§ EXERCISE INSTRUCTIONS: Wherever the string "this" occurs in a line of these records, report that line.

Dataset records

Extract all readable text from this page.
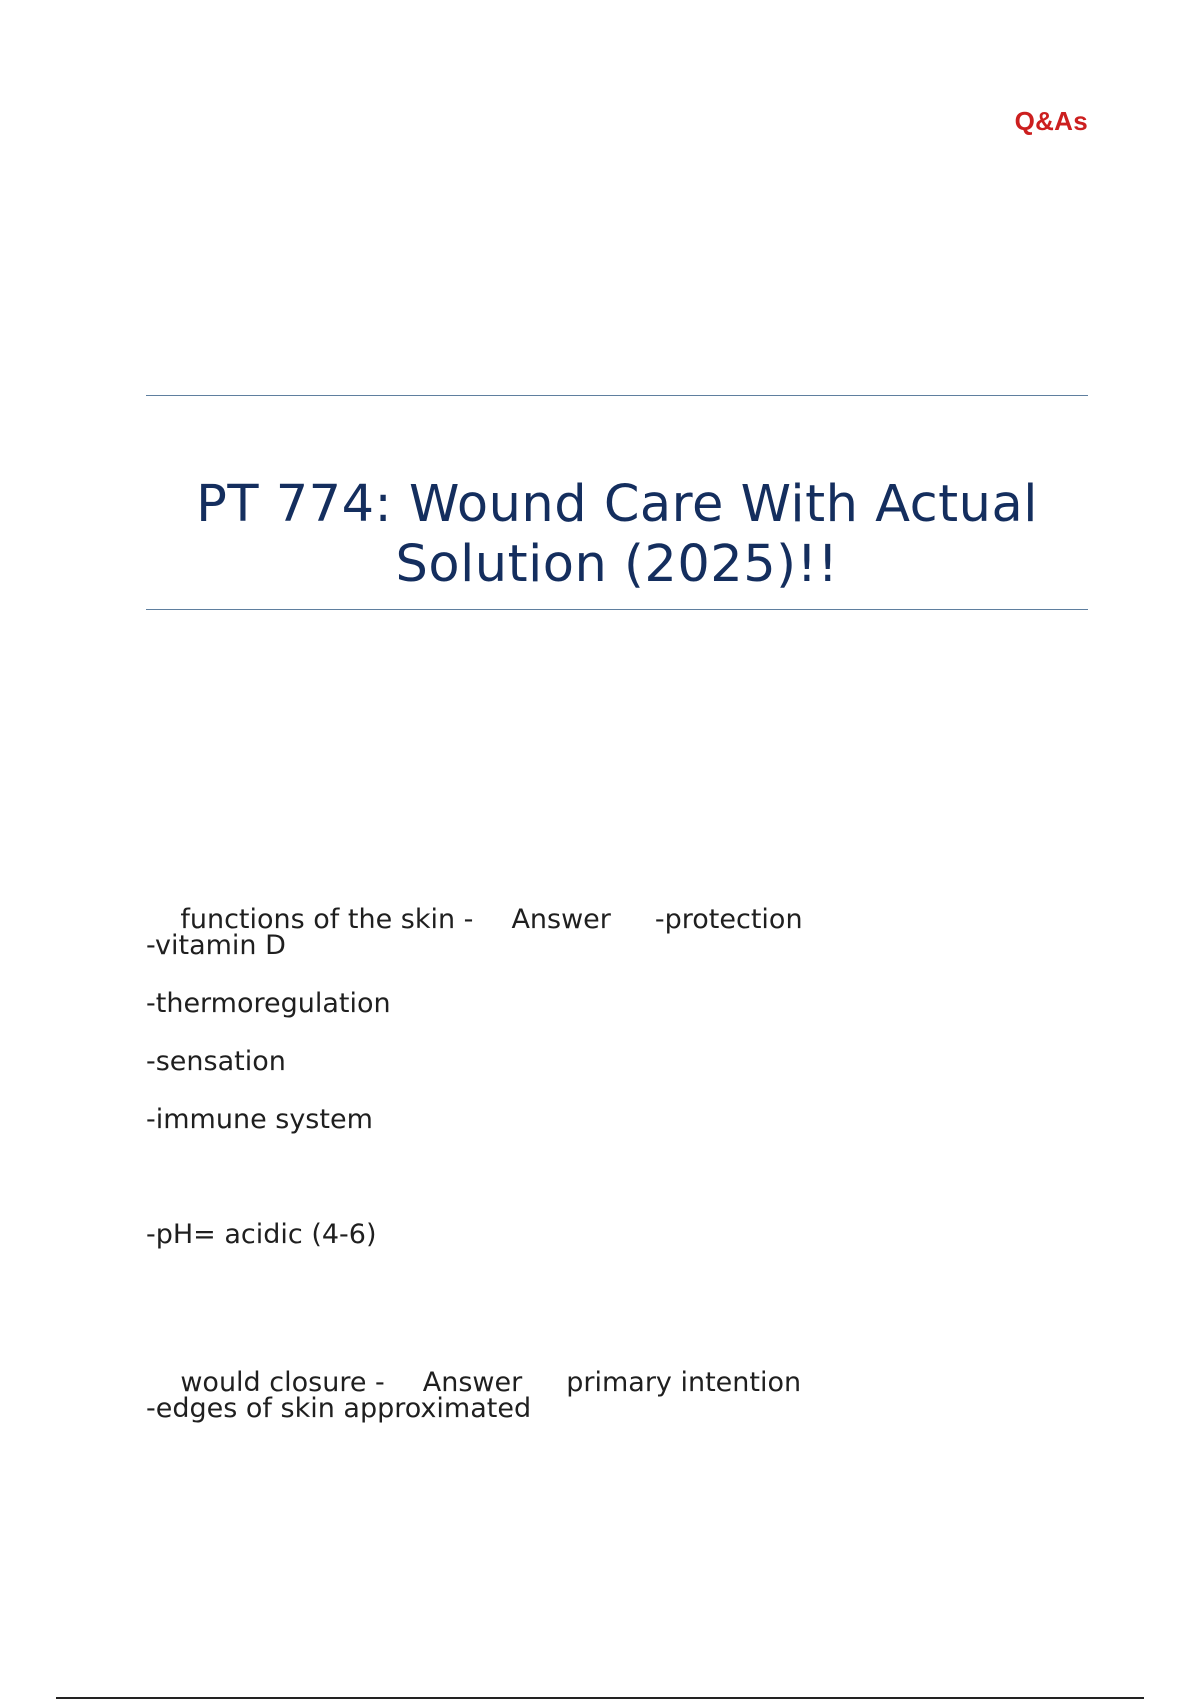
Q&As
PT 774: Wound Care With Actual
Solution (2025)!!

functions of the skin - Answer -protection

-vitamin D
-thermoregulation
-sensation
-immune system
-pH= acidic (4-6)

would closure - Answer primary intention

-edges of skin approximated
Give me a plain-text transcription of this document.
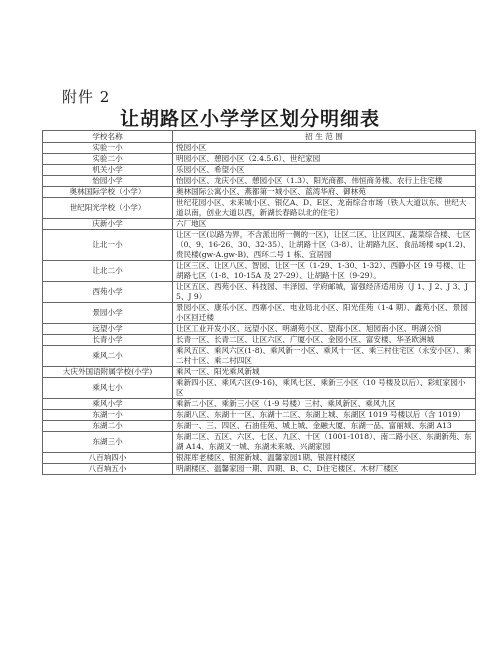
附件 2
让胡路区小学学区划分明细表
学校名称	招 生 范 围
实验一小	悦园小区
实验二小	明园小区、憩园小区（2.4.5.6）、世纪家园
机关小学	乐园小区、希望小区
怡园小学	怡园小区、龙庆小区、憩园小区（1.3）、阳光商都、伟恒商务楼、农行上住宅楼
奥林国际学校（小学）	奥林国际公寓小区、燕都第一城小区、蓝湾华府、御林苑
世纪阳光学校（小学）	世纪花园小区、未来城小区、银亿A、D、E区、龙南综合市场（铁人大道以东、世纪大道以南，创业大道以西，新湖长春路以北的住宅）
庆新小学	六厂地区
让北一小	让区一区(以路为界，不含派出所一侧的一区)，让区二区、让区四区、蔬菜综合楼、七区（0、9、16-26、30、32-35）、让胡路十区（3-8）、让胡路九区、食品场楼 sp(1.2)、贵民楼(gw-A.gw-B)、西环二号 1 栋、宜居园
让北二小	让区三区、让区八区、智园、让区一区（1-29、1-30、1-32）、西静小区 19 号楼、让胡路七区（1-8、10-15A 及 27-29）、让胡路十区（9-29）。
西苑小学	让区五区、西苑小区、科技园、丰泽园、学府邮城，富强经济适用房（J 1、J 2、J 3、J 5、J 9）
景园小学	景园小区、康乐小区、西寨小区、电业局北小区、阳光佳苑（1-4 期）、鑫苑小区、景园小区回迁楼
远望小学	让区工业开发小区、远望小区、明湖苑小区、望海小区、旭园南小区、明湖公馆
长青小学	长青一区、长青二区、让区六区、广厦小区、金园小区、富安楼、华圣欧洲城
乘风二小	乘风五区、乘风六区(1-8)、乘风新一小区、乘风十一区、乘三村住宅区（永安小区）、乘二村十区、乘二村四区
大庆外国语附属学校(小学)	乘风一区、阳光乘风新城
乘风七小	乘新四小区、乘风六区(9-16)、乘风七区、乘新三小区（10 号楼及以后）、彩虹家园小区
乘风小学	乘新二小区、乘新三小区（1-9 号楼）三村、乘风新区、乘风九区
东湖一小	东湖八区、东湖十一区、东湖十二区、东湖上城、东湖区 1019 号楼以后（含 1019）
东湖二小	东湖一、三、四区、石油佳苑、城上城、金融大厦、东湖一品、富丽城、东湖 A13
东湖三小	东湖二区、五区、六区、七区、九区、十区（1001-1018）、南二路小区、东湖新苑、东湖 A14、东湖又一城、东湖未来城、兴湖家园
八百垧四小	银涯库老楼区、银涯新城、温馨家园1期、银涯村楼区
八百垧五小	明湖楼区、温馨家园一期、四期、B、C、D住宅楼区、木材厂楼区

§ TASK SOLUTION:
Extract all readable text from this page.
Give me a plain-text transcription of this document.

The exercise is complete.